→ **OBJECTIVE**: Look through the lines below and extract any with the word "JSON".

[Records from a dataset]
══════

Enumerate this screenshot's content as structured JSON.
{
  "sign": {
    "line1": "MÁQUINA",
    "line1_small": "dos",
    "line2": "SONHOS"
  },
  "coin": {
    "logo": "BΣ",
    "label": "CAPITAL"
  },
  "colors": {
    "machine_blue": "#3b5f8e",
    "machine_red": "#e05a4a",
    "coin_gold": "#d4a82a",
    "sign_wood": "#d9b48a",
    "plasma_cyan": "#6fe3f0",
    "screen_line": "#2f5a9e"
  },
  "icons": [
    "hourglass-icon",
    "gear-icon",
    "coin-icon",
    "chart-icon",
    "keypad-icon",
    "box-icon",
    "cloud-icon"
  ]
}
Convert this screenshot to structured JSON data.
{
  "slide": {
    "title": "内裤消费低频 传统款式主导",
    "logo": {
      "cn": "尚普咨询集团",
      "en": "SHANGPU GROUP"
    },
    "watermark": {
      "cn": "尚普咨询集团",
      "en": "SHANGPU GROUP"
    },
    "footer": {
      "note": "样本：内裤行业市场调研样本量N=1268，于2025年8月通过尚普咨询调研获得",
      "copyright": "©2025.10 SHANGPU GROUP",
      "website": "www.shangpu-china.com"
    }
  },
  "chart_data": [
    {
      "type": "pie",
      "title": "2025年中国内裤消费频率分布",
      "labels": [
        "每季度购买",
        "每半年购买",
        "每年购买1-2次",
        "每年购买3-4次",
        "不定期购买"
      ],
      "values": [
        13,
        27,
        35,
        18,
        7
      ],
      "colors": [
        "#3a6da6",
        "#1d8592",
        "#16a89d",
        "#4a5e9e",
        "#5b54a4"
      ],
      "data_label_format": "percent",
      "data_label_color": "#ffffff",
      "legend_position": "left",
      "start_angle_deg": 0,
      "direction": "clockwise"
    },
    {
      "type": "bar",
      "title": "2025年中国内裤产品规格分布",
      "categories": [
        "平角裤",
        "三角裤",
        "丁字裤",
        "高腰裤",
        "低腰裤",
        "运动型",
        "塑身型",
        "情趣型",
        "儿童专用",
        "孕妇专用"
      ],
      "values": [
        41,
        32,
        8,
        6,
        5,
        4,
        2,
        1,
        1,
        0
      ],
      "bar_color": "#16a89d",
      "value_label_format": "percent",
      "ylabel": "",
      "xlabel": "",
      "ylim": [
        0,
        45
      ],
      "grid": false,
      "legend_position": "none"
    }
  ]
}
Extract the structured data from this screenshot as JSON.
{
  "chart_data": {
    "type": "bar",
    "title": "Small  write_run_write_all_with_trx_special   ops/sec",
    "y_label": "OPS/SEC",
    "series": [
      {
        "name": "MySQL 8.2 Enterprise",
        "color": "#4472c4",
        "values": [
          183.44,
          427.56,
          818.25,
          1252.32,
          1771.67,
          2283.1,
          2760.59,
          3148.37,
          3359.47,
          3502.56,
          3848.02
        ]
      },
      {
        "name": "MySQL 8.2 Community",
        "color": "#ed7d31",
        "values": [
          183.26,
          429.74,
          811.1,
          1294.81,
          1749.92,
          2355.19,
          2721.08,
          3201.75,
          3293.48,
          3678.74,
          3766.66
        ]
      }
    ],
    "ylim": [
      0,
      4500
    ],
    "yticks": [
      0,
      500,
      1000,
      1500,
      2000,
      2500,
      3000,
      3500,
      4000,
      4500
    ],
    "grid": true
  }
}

══════

→ **FULL OUTPUT**:
Enumerate this screenshot's content as structured JSON.
Convert this screenshot to structured JSON data.
Extract the structured data from this screenshot as JSON.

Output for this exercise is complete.